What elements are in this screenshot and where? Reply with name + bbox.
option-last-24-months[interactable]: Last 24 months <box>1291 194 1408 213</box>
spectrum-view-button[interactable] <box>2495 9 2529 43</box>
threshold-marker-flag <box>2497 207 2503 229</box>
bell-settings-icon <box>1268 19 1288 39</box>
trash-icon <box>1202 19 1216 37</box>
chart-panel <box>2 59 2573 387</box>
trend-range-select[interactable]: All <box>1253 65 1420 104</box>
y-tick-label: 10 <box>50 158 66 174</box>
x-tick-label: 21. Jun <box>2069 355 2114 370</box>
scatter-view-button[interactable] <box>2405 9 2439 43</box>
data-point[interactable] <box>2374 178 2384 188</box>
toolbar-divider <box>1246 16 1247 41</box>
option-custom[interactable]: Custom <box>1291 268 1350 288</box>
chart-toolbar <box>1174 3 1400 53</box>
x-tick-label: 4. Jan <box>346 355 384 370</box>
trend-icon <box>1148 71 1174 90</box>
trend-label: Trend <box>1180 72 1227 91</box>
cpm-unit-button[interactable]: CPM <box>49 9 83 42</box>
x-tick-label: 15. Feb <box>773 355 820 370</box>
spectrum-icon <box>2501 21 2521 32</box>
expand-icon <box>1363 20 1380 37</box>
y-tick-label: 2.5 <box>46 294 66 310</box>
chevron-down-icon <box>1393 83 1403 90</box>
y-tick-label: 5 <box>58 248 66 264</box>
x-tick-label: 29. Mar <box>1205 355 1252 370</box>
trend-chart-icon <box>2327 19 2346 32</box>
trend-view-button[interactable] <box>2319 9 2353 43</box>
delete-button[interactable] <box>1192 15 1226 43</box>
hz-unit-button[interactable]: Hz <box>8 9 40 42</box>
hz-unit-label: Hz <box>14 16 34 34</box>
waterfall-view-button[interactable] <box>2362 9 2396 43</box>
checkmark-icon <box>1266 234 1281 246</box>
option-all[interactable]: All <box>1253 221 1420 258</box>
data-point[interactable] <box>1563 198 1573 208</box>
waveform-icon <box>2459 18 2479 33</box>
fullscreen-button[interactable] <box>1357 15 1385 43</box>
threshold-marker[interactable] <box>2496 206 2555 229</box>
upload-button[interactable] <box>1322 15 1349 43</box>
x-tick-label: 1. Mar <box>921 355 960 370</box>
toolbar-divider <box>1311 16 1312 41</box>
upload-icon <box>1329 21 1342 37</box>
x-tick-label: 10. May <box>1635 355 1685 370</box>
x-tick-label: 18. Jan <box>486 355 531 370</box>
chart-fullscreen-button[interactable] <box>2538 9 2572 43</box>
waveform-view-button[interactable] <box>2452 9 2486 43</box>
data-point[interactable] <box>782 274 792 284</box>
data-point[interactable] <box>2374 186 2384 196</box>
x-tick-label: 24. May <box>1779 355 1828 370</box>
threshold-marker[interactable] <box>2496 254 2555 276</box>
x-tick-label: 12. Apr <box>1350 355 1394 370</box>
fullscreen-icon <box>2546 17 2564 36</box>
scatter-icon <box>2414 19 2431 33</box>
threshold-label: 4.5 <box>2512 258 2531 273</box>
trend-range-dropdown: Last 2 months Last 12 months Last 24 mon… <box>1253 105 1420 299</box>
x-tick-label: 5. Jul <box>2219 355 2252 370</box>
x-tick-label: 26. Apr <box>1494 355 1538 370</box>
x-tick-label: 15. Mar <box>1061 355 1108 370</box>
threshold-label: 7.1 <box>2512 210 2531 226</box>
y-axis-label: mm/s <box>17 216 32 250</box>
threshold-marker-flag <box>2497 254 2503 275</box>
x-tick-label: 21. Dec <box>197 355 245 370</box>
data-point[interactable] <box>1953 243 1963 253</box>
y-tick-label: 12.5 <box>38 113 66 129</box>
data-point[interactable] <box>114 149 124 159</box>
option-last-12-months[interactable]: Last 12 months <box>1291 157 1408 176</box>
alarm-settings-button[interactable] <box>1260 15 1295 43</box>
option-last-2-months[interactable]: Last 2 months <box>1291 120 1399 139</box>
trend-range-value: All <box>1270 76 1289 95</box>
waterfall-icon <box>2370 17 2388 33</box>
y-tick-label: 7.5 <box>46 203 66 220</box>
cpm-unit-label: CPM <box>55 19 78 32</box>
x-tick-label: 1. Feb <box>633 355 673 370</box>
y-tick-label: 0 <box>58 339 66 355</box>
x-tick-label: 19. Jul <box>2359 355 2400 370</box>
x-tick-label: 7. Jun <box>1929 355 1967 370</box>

++++++++++

- _WHAT YOU NEED TO DO_
Find every line in the data that contains the word "Last", matching capitalization exactly, and copy each of those lines in full.

- _EXERCISE SOLUTION_
option-last-24-months[interactable]: Last 24 months <box>1291 194 1408 213</box>
trend-range-dropdown: Last 2 months Last 12 months Last 24 mon… <box>1253 105 1420 299</box>
option-last-12-months[interactable]: Last 12 months <box>1291 157 1408 176</box>
option-last-2-months[interactable]: Last 2 months <box>1291 120 1399 139</box>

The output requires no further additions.